▶ SET EXERCISE
Using the records below, please work out how many lines contain "Zauberflöte"; answer with the number alone.

|---|

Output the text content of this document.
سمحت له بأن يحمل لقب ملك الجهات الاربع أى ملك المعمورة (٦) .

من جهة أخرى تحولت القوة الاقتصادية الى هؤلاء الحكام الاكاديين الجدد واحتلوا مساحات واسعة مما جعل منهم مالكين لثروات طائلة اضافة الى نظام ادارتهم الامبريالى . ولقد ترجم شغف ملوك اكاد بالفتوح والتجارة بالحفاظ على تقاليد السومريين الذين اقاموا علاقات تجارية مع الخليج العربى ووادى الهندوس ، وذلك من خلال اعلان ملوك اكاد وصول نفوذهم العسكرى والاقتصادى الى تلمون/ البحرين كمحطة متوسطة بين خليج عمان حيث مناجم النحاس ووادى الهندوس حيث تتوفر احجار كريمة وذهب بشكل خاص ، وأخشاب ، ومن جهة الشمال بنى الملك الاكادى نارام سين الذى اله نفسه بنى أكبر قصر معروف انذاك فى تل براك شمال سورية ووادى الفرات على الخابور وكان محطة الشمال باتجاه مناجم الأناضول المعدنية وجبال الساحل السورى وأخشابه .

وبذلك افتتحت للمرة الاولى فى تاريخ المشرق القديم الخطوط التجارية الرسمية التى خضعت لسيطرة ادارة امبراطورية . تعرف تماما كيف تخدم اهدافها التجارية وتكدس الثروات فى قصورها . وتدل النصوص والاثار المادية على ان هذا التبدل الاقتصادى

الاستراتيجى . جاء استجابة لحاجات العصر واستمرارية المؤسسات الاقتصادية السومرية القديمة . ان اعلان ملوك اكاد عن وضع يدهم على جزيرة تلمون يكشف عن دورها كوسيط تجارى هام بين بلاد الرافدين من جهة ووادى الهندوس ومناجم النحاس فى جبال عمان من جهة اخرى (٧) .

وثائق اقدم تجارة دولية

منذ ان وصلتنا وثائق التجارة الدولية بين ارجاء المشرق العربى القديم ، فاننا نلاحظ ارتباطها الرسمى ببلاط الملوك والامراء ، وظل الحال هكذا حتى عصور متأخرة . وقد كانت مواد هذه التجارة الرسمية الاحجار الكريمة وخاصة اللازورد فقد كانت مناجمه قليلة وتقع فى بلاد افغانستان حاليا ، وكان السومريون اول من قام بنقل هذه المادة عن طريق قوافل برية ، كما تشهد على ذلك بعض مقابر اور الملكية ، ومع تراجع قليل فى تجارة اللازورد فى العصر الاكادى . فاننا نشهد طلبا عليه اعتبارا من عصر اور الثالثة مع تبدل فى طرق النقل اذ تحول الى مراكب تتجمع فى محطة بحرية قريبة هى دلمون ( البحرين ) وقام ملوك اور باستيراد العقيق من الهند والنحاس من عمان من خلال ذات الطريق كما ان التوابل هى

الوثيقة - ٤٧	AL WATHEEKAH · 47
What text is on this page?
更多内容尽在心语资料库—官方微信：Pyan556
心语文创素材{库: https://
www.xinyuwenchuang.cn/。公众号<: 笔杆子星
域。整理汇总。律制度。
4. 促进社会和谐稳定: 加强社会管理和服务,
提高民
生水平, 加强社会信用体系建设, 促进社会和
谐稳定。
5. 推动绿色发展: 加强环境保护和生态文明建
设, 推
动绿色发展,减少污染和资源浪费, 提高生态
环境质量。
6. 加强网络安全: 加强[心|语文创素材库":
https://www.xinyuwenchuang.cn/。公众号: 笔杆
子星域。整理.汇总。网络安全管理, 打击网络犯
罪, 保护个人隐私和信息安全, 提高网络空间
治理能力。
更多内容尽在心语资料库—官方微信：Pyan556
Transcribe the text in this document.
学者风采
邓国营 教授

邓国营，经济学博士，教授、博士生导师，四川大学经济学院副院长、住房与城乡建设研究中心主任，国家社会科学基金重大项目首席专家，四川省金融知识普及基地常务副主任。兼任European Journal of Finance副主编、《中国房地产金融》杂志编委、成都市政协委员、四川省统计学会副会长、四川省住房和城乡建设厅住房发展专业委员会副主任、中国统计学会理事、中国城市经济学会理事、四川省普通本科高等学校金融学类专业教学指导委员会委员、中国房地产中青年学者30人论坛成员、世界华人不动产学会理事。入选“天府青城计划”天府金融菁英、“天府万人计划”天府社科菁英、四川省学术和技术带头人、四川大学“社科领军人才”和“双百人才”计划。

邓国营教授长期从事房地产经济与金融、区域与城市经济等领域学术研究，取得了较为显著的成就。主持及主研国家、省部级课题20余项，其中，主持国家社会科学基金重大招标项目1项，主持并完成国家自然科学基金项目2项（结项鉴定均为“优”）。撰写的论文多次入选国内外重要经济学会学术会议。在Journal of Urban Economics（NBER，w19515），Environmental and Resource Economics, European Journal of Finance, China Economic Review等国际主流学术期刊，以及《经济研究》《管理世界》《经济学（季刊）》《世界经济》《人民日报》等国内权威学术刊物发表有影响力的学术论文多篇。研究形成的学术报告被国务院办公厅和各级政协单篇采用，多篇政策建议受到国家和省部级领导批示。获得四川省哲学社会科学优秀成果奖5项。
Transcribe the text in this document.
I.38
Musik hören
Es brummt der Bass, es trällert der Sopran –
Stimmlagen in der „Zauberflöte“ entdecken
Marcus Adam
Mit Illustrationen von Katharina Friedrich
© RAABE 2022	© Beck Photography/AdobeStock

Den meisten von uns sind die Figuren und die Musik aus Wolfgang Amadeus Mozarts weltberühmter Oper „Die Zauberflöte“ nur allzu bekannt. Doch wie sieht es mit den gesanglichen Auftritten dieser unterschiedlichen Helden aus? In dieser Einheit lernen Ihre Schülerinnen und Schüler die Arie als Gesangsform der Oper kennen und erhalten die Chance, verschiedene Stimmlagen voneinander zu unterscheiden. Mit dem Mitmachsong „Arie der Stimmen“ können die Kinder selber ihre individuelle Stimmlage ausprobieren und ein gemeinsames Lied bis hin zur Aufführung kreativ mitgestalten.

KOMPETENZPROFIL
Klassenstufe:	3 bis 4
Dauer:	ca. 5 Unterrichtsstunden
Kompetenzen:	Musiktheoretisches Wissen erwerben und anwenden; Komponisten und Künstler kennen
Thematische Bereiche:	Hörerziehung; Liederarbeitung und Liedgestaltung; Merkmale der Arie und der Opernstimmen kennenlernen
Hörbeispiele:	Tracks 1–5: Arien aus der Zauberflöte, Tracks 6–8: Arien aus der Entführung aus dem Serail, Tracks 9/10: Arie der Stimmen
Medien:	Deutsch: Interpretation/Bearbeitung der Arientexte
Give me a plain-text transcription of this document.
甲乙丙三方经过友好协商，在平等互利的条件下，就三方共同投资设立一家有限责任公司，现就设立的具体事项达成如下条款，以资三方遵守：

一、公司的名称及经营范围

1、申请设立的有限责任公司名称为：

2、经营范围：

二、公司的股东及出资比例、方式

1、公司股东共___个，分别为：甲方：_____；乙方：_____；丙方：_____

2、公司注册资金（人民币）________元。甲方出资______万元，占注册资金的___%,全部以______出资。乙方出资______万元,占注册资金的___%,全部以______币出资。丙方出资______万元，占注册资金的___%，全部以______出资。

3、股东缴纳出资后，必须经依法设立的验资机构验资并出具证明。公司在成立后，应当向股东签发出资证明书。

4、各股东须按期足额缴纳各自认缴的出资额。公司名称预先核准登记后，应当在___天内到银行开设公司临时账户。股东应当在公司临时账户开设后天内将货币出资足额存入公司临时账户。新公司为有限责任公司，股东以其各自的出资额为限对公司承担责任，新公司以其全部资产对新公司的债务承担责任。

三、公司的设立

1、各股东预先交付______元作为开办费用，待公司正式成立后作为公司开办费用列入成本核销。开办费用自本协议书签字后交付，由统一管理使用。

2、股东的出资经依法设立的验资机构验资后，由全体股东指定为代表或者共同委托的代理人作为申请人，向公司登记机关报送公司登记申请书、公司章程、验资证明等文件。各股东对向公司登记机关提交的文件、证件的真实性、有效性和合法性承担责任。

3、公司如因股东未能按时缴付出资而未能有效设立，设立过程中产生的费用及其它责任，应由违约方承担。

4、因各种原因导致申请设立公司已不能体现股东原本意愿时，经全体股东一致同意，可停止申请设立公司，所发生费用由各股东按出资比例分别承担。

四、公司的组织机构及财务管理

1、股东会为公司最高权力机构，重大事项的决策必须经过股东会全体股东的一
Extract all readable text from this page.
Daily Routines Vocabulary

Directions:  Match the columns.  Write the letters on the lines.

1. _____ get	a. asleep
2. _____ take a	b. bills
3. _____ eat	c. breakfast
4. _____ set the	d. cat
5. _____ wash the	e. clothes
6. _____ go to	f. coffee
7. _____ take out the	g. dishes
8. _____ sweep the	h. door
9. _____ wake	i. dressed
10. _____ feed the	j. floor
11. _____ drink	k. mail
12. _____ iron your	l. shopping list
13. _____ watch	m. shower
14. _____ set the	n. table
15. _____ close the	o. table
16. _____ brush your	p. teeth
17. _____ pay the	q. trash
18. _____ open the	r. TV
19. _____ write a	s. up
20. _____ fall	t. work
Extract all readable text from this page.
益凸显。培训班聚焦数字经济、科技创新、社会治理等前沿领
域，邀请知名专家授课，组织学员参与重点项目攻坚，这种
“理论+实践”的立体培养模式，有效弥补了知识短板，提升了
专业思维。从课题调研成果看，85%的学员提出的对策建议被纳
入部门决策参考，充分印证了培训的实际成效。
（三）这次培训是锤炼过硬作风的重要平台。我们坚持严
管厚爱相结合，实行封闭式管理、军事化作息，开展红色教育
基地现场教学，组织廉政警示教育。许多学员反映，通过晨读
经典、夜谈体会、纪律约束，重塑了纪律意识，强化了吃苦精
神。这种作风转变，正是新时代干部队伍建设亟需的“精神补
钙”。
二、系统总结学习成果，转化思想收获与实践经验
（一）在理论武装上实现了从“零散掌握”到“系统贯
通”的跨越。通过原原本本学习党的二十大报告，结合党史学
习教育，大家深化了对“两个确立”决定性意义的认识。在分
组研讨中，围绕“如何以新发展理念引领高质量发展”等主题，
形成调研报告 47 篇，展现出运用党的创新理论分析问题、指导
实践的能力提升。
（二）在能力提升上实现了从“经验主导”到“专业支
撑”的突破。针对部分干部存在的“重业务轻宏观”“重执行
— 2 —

|---|

▶ EXERCISE OUTPUT
3